>>>>
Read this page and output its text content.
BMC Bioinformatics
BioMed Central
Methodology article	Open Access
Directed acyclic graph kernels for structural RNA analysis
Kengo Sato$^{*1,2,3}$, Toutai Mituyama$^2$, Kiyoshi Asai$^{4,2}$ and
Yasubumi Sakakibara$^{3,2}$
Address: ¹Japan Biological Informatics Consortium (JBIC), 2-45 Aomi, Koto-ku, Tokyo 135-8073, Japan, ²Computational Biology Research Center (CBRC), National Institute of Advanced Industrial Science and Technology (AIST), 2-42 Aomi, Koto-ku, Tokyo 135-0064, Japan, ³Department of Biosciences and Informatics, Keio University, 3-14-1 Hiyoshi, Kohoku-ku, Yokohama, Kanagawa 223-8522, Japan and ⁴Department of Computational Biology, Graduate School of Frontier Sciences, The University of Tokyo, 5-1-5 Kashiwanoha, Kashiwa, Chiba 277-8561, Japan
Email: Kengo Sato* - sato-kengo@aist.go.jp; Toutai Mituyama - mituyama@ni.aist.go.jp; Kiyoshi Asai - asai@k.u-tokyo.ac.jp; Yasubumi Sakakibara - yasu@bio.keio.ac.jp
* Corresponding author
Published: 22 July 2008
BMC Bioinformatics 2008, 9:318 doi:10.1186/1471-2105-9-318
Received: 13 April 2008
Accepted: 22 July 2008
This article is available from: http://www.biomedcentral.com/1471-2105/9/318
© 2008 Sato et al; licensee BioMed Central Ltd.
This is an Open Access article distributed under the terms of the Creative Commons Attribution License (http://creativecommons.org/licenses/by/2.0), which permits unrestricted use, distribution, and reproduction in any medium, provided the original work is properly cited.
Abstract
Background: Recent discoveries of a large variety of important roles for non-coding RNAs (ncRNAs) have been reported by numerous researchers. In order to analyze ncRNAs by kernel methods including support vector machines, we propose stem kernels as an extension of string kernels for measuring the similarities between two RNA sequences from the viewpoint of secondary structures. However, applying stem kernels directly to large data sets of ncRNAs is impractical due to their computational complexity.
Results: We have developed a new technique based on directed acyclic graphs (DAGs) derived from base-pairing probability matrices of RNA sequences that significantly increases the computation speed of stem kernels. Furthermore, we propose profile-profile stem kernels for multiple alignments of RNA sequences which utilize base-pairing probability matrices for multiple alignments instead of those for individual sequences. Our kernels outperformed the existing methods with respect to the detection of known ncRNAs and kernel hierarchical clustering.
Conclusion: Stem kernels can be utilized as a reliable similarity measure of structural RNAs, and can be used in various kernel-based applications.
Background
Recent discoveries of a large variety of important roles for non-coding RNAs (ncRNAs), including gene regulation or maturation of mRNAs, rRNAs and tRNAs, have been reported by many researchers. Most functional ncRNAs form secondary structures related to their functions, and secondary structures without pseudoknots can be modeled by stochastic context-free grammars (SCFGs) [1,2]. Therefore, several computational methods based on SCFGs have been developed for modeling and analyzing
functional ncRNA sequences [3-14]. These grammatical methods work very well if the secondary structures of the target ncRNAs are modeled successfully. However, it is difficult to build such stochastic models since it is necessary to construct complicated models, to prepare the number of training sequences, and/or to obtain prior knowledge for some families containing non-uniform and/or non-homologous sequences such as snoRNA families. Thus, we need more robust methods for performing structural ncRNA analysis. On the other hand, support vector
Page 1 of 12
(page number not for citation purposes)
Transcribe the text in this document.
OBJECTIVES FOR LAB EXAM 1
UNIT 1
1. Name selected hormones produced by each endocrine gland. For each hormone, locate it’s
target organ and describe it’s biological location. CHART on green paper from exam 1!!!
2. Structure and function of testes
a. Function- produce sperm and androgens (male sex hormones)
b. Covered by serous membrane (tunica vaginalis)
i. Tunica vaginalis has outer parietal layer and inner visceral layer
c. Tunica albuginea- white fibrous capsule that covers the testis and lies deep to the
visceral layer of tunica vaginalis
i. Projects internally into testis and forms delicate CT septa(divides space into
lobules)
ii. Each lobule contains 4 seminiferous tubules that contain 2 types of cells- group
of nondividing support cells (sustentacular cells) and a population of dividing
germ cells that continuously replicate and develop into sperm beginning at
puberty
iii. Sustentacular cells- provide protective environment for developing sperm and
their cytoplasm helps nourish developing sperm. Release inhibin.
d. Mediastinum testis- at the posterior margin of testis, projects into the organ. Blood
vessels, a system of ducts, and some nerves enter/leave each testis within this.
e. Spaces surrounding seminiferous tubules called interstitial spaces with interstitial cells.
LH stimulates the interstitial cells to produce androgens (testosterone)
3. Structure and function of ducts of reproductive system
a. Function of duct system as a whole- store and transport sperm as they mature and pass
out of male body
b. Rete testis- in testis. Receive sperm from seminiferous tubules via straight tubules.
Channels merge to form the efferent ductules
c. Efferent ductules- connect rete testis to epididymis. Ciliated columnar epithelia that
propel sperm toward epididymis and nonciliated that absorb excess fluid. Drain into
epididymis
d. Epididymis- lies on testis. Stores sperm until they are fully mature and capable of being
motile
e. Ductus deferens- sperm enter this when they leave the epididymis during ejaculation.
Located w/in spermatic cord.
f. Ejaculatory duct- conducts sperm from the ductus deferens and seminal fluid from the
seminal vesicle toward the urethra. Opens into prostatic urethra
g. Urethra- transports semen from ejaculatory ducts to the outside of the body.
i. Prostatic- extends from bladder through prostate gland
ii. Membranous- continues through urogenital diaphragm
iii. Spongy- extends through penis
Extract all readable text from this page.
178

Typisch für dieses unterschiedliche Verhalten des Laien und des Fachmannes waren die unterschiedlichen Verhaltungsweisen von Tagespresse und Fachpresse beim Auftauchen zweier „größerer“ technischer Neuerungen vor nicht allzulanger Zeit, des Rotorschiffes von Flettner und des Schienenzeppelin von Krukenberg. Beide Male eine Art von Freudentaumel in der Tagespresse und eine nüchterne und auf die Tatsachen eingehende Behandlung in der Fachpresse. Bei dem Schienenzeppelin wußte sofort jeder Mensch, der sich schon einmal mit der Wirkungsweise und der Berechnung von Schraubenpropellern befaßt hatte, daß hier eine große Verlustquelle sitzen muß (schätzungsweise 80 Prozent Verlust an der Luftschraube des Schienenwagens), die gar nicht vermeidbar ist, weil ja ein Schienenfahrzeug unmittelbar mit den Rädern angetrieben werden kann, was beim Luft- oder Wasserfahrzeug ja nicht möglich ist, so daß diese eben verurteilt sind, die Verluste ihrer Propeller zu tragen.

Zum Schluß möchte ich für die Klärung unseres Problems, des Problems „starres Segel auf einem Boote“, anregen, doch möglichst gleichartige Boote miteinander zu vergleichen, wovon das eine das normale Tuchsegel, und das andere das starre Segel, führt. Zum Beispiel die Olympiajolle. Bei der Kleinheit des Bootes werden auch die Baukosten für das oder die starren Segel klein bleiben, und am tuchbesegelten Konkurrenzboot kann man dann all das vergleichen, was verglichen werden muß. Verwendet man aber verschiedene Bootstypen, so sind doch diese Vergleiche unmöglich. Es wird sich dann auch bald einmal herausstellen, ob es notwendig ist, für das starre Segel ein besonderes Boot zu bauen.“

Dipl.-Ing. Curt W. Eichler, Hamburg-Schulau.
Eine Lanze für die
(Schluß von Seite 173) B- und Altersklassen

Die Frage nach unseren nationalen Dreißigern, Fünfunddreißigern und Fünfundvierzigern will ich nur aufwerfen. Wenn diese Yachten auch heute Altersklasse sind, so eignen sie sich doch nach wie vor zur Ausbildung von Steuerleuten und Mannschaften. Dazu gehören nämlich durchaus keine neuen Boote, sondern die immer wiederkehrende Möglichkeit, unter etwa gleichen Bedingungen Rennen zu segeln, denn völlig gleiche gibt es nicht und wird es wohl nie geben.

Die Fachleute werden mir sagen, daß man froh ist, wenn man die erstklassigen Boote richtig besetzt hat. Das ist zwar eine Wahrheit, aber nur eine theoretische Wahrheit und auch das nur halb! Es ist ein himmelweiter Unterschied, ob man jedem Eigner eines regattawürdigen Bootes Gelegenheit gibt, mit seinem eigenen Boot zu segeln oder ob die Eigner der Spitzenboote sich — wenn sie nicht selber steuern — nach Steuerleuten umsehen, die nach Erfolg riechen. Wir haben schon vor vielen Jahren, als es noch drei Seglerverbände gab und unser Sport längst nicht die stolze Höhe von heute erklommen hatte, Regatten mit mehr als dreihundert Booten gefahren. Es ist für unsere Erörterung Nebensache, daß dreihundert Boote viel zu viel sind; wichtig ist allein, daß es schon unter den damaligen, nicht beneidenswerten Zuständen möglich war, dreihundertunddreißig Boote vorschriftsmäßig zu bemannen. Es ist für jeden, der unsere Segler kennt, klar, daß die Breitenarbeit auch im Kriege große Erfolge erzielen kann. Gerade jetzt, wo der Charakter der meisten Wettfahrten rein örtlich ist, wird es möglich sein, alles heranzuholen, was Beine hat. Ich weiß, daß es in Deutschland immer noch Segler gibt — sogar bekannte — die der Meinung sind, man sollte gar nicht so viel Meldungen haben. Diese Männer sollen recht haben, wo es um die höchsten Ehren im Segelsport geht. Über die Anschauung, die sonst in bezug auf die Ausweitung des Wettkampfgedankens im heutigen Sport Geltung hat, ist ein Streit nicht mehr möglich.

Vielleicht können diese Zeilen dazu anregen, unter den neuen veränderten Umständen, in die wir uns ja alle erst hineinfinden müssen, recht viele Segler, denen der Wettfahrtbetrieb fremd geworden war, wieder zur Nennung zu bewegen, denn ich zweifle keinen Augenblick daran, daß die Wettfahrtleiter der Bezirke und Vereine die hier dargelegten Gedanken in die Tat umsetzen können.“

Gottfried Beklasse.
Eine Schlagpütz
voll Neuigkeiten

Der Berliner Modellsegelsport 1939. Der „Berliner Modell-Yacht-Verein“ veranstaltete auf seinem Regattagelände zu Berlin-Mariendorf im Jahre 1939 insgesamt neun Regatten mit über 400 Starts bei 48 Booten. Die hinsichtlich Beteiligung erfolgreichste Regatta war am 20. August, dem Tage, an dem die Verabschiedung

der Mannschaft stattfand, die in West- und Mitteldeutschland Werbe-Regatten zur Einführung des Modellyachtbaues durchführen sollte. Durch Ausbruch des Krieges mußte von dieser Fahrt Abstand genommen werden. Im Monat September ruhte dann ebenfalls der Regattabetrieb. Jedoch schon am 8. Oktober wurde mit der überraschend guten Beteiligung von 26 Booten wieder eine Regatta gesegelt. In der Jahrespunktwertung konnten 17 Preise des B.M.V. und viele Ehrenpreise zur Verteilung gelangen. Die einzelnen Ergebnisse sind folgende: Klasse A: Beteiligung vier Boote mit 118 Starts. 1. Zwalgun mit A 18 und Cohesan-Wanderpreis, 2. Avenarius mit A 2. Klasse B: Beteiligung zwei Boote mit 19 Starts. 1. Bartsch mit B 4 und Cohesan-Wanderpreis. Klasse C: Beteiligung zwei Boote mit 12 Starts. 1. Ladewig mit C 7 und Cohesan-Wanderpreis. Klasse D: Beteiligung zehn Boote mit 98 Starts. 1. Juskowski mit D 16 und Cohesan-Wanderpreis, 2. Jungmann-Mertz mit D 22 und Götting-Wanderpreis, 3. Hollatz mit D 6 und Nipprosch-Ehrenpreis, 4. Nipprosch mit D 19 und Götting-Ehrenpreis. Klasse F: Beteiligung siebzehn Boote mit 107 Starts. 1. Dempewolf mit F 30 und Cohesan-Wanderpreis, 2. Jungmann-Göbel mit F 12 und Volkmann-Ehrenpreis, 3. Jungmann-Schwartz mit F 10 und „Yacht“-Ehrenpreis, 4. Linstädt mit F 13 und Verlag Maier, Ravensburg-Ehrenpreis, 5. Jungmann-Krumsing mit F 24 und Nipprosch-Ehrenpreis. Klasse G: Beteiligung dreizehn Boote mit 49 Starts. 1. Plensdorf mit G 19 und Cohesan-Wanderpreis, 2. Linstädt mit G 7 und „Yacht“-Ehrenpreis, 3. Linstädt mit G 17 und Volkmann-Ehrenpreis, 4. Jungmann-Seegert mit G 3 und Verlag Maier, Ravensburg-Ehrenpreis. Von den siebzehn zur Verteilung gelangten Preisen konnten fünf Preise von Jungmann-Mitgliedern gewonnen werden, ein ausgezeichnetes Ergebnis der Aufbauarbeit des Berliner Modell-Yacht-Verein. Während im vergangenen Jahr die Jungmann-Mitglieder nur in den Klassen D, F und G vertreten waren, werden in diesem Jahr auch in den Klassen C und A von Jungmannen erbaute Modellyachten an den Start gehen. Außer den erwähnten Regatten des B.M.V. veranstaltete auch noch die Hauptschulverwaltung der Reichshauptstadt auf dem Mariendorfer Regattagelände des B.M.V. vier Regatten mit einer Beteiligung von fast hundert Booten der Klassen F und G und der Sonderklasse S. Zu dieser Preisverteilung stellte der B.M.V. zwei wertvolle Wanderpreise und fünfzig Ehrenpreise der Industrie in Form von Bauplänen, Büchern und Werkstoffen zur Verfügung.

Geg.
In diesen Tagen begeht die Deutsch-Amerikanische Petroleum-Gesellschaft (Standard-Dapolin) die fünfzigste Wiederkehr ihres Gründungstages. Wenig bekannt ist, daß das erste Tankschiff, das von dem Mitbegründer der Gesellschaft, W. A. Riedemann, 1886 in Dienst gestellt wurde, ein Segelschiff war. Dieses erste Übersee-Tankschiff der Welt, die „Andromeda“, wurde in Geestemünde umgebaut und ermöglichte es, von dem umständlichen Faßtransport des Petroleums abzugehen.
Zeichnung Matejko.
<<<<
**Work to complete:** Report, from the entries above, each line where "ductules" is found.

**Exercise answer:**
Channels merge to form the efferent ductules
c. Efferent ductules- connect rete testis to epididymis. Ciliated columnar epithelia that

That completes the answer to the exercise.